▸ EXERCISE INSTRUCTIONS: Provide an exact copy of the data, excluding the images.

Figure dataset records
────────────────
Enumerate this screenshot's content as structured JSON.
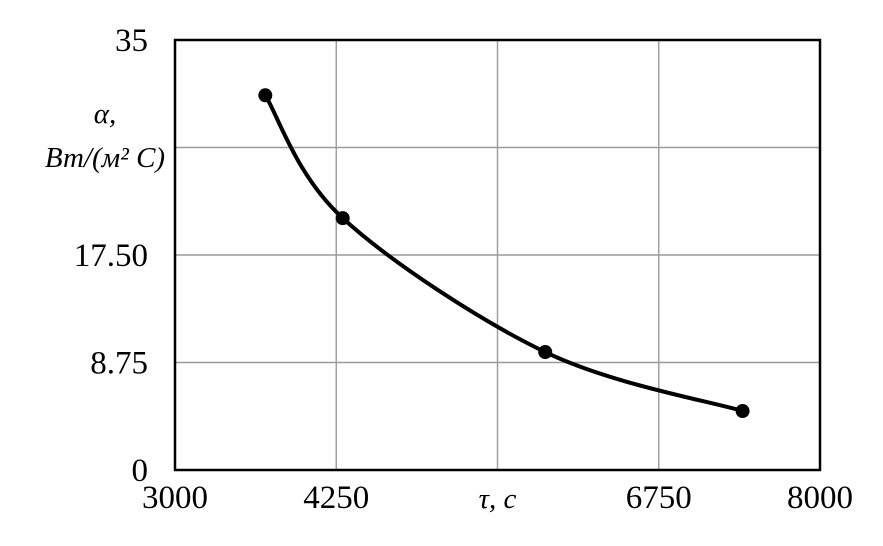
{
  "chart_data": {
    "type": "line",
    "title": "",
    "xlabel": "τ, с",
    "ylabel": "α, Вт/(м² С)",
    "ylabel_lines": [
      "α,",
      "Вт/(м² С)"
    ],
    "x": [
      3700,
      4300,
      5870,
      7400
    ],
    "y": [
      30.5,
      20.5,
      9.6,
      4.8
    ],
    "xlim": [
      3000,
      8000
    ],
    "ylim": [
      0,
      35
    ],
    "xticks": {
      "values": [
        3000,
        4250,
        5500,
        6750,
        8000
      ],
      "labels": [
        "3000",
        "4250",
        "",
        "6750",
        "8000"
      ]
    },
    "yticks": {
      "values": [
        0,
        8.75,
        17.5,
        26.25,
        35
      ],
      "labels": [
        "0",
        "8.75",
        "17.50",
        "",
        "35"
      ]
    },
    "grid": true,
    "legend": "none",
    "colors": {
      "line": "#000000",
      "point": "#000000",
      "grid": "#9b9b9b",
      "frame": "#000000",
      "background": "#ffffff"
    }
  }
}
────────────────
▸ RESULT:
Enumerate this screenshot's content as structured JSON.
{
  "chart_data": {
    "type": "line",
    "title": "",
    "xlabel": "τ, с",
    "ylabel": "α, Вт/(м² С)",
    "ylabel_lines": [
      "α,",
      "Вт/(м² С)"
    ],
    "x": [
      3700,
      4300,
      5870,
      7400
    ],
    "y": [
      30.5,
      20.5,
      9.6,
      4.8
    ],
    "xlim": [
      3000,
      8000
    ],
    "ylim": [
      0,
      35
    ],
    "xticks": {
      "values": [
        3000,
        4250,
        5500,
        6750,
        8000
      ],
      "labels": [
        "3000",
        "4250",
        "",
        "6750",
        "8000"
      ]
    },
    "yticks": {
      "values": [
        0,
        8.75,
        17.5,
        26.25,
        35
      ],
      "labels": [
        "0",
        "8.75",
        "17.50",
        "",
        "35"
      ]
    },
    "grid": true,
    "legend": "none",
    "colors": {
      "line": "#000000",
      "point": "#000000",
      "grid": "#9b9b9b",
      "frame": "#000000",
      "background": "#ffffff"
    }
  }
}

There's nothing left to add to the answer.